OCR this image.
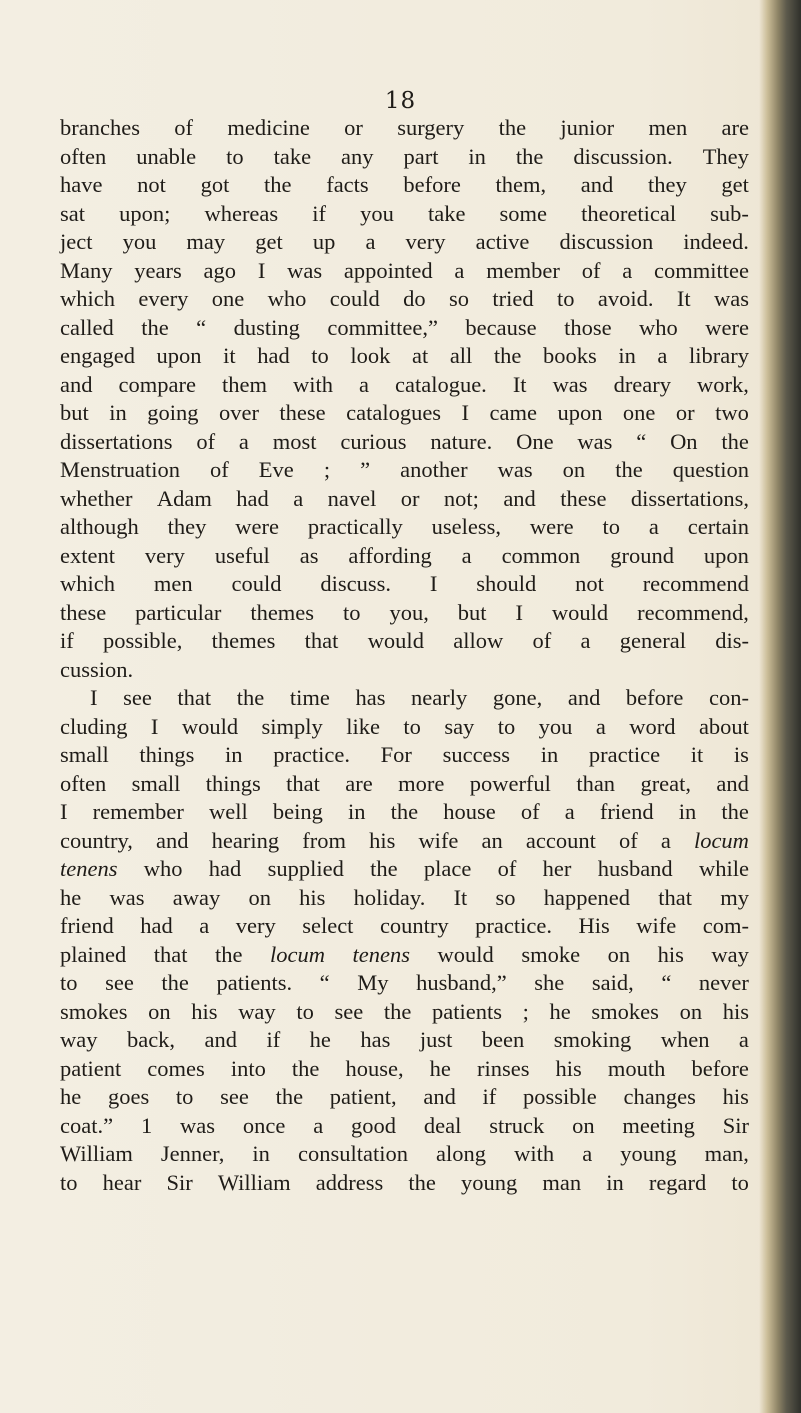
18
branches of medicine or surgery the junior men are
often unable to take any part in the discussion. They
have not got the facts before them, and they get
sat upon; whereas if you take some theoretical sub-
ject you may get up a very active discussion indeed.
Many years ago I was appointed a member of a committee
which every one who could do so tried to avoid. It was
called the “ dusting committee,” because those who were
engaged upon it had to look at all the books in a library
and compare them with a catalogue. It was dreary work,
but in going over these catalogues I came upon one or two
dissertations of a most curious nature. One was “ On the
Menstruation of Eve ; ” another was on the question
whether Adam had a navel or not; and these dissertations,
although they were practically useless, were to a certain
extent very useful as affording a common ground upon
which men could discuss. I should not recommend
these particular themes to you, but I would recommend,
if possible, themes that would allow of a general dis-
cussion.
I see that the time has nearly gone, and before con-
cluding I would simply like to say to you a word about
small things in practice. For success in practice it is
often small things that are more powerful than great, and
I remember well being in the house of a friend in the
country, and hearing from his wife an account of a locum
tenens who had supplied the place of her husband while
he was away on his holiday. It so happened that my
friend had a very select country practice. His wife com-
plained that the locum tenens would smoke on his way
to see the patients. “ My husband,” she said, “ never
smokes on his way to see the patients ; he smokes on his
way back, and if he has just been smoking when a
patient comes into the house, he rinses his mouth before
he goes to see the patient, and if possible changes his
coat.” 1 was once a good deal struck on meeting Sir
William Jenner, in consultation along with a young man,
to hear Sir William address the young man in regard to
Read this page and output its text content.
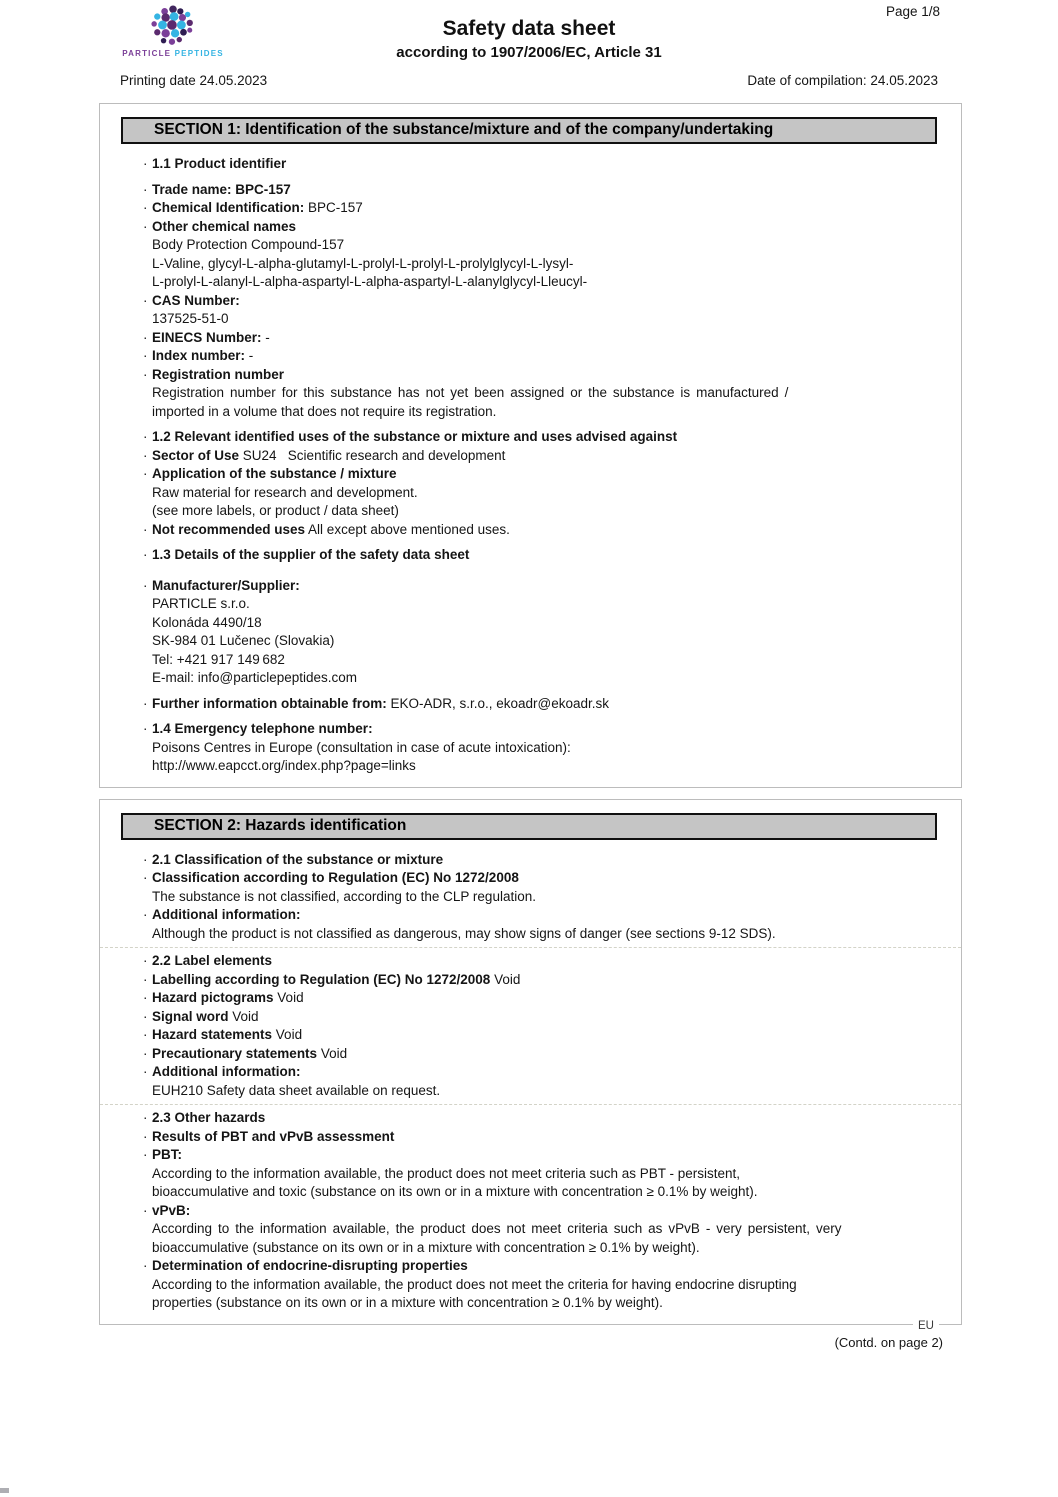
Page 1/8
PARTICLE PEPTIDES
Safety data sheet
according to 1907/2006/EC, Article 31
Printing date 24.05.2023	Date of compilation: 24.05.2023
SECTION 1: Identification of the substance/mixture and of the company/undertaking
· 1.1 Product identifier
· Trade name: BPC-157
· Chemical Identification: BPC-157
· Other chemical names
Body Protection Compound-157
L-Valine, glycyl-L-alpha-glutamyl-L-prolyl-L-prolyl-L-prolylglycyl-L-lysyl-
L-prolyl-L-alanyl-L-alpha-aspartyl-L-alpha-aspartyl-L-alanylglycyl-Lleucyl-
· CAS Number:
137525-51-0
· EINECS Number: -
· Index number: -
· Registration number
Registration number for this substance has not yet been assigned or the substance is manufactured /
imported in a volume that does not require its registration.
· 1.2 Relevant identified uses of the substance or mixture and uses advised against
· Sector of Use SU24   Scientific research and development
· Application of the substance / mixture
Raw material for research and development.
(see more labels, or product / data sheet)
· Not recommended uses All except above mentioned uses.
· 1.3 Details of the supplier of the safety data sheet
· Manufacturer/Supplier:
PARTICLE s.r.o.
Kolonáda 4490/18
SK-984 01 Lučenec (Slovakia)
Tel: +421 917 149 682
E-mail: info@particlepeptides.com
· Further information obtainable from: EKO-ADR, s.r.o., ekoadr@ekoadr.sk
· 1.4 Emergency telephone number:
Poisons Centres in Europe (consultation in case of acute intoxication):
http://www.eapcct.org/index.php?page=links
SECTION 2: Hazards identification
· 2.1 Classification of the substance or mixture
· Classification according to Regulation (EC) No 1272/2008
The substance is not classified, according to the CLP regulation.
· Additional information:
Although the product is not classified as dangerous, may show signs of danger (see sections 9-12 SDS).
· 2.2 Label elements
· Labelling according to Regulation (EC) No 1272/2008 Void
· Hazard pictograms Void
· Signal word Void
· Hazard statements Void
· Precautionary statements Void
· Additional information:
EUH210 Safety data sheet available on request.
· 2.3 Other hazards
· Results of PBT and vPvB assessment
· PBT:
According to the information available, the product does not meet criteria such as PBT - persistent,
bioaccumulative and toxic (substance on its own or in a mixture with concentration ≥ 0.1% by weight).
· vPvB:
According to the information available, the product does not meet criteria such as vPvB - very persistent, very
bioaccumulative (substance on its own or in a mixture with concentration ≥ 0.1% by weight).
· Determination of endocrine-disrupting properties
According to the information available, the product does not meet the criteria for having endocrine disrupting
properties (substance on its own or in a mixture with concentration ≥ 0.1% by weight).
EU
(Contd. on page 2)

--- --- ---

:: Task prompt ::
Output nothing except an exact copy of the records above, with the images left out.

:: Result ::
OCR this image.
18
branches of medicine or surgery the junior men are
often unable to take any part in the discussion. They
have not got the facts before them, and they get
sat upon; whereas if you take some theoretical sub-
ject you may get up a very active discussion indeed.
Many years ago I was appointed a member of a committee
which every one who could do so tried to avoid. It was
called the “ dusting committee,” because those who were
engaged upon it had to look at all the books in a library
and compare them with a catalogue. It was dreary work,
but in going over these catalogues I came upon one or two
dissertations of a most curious nature. One was “ On the
Menstruation of Eve ; ” another was on the question
whether Adam had a navel or not; and these dissertations,
although they were practically useless, were to a certain
extent very useful as affording a common ground upon
which men could discuss. I should not recommend
these particular themes to you, but I would recommend,
if possible, themes that would allow of a general dis-
cussion.
I see that the time has nearly gone, and before con-
cluding I would simply like to say to you a word about
small things in practice. For success in practice it is
often small things that are more powerful than great, and
I remember well being in the house of a friend in the
country, and hearing from his wife an account of a locum
tenens who had supplied the place of her husband while
he was away on his holiday. It so happened that my
friend had a very select country practice. His wife com-
plained that the locum tenens would smoke on his way
to see the patients. “ My husband,” she said, “ never
smokes on his way to see the patients ; he smokes on his
way back, and if he has just been smoking when a
patient comes into the house, he rinses his mouth before
he goes to see the patient, and if possible changes his
coat.” 1 was once a good deal struck on meeting Sir
William Jenner, in consultation along with a young man,
to hear Sir William address the young man in regard to
Read this page and output its text content.
Page 1/8
PARTICLE PEPTIDES
Safety data sheet
according to 1907/2006/EC, Article 31
Printing date 24.05.2023	Date of compilation: 24.05.2023
SECTION 1: Identification of the substance/mixture and of the company/undertaking
· 1.1 Product identifier
· Trade name: BPC-157
· Chemical Identification: BPC-157
· Other chemical names
Body Protection Compound-157
L-Valine, glycyl-L-alpha-glutamyl-L-prolyl-L-prolyl-L-prolylglycyl-L-lysyl-
L-prolyl-L-alanyl-L-alpha-aspartyl-L-alpha-aspartyl-L-alanylglycyl-Lleucyl-
· CAS Number:
137525-51-0
· EINECS Number: -
· Index number: -
· Registration number
Registration number for this substance has not yet been assigned or the substance is manufactured /
imported in a volume that does not require its registration.
· 1.2 Relevant identified uses of the substance or mixture and uses advised against
· Sector of Use SU24   Scientific research and development
· Application of the substance / mixture
Raw material for research and development.
(see more labels, or product / data sheet)
· Not recommended uses All except above mentioned uses.
· 1.3 Details of the supplier of the safety data sheet
· Manufacturer/Supplier:
PARTICLE s.r.o.
Kolonáda 4490/18
SK-984 01 Lučenec (Slovakia)
Tel: +421 917 149 682
E-mail: info@particlepeptides.com
· Further information obtainable from: EKO-ADR, s.r.o., ekoadr@ekoadr.sk
· 1.4 Emergency telephone number:
Poisons Centres in Europe (consultation in case of acute intoxication):
http://www.eapcct.org/index.php?page=links
SECTION 2: Hazards identification
· 2.1 Classification of the substance or mixture
· Classification according to Regulation (EC) No 1272/2008
The substance is not classified, according to the CLP regulation.
· Additional information:
Although the product is not classified as dangerous, may show signs of danger (see sections 9-12 SDS).
· 2.2 Label elements
· Labelling according to Regulation (EC) No 1272/2008 Void
· Hazard pictograms Void
· Signal word Void
· Hazard statements Void
· Precautionary statements Void
· Additional information:
EUH210 Safety data sheet available on request.
· 2.3 Other hazards
· Results of PBT and vPvB assessment
· PBT:
According to the information available, the product does not meet criteria such as PBT - persistent,
bioaccumulative and toxic (substance on its own or in a mixture with concentration ≥ 0.1% by weight).
· vPvB:
According to the information available, the product does not meet criteria such as vPvB - very persistent, very
bioaccumulative (substance on its own or in a mixture with concentration ≥ 0.1% by weight).
· Determination of endocrine-disrupting properties
According to the information available, the product does not meet the criteria for having endocrine disrupting
properties (substance on its own or in a mixture with concentration ≥ 0.1% by weight).
EU
(Contd. on page 2)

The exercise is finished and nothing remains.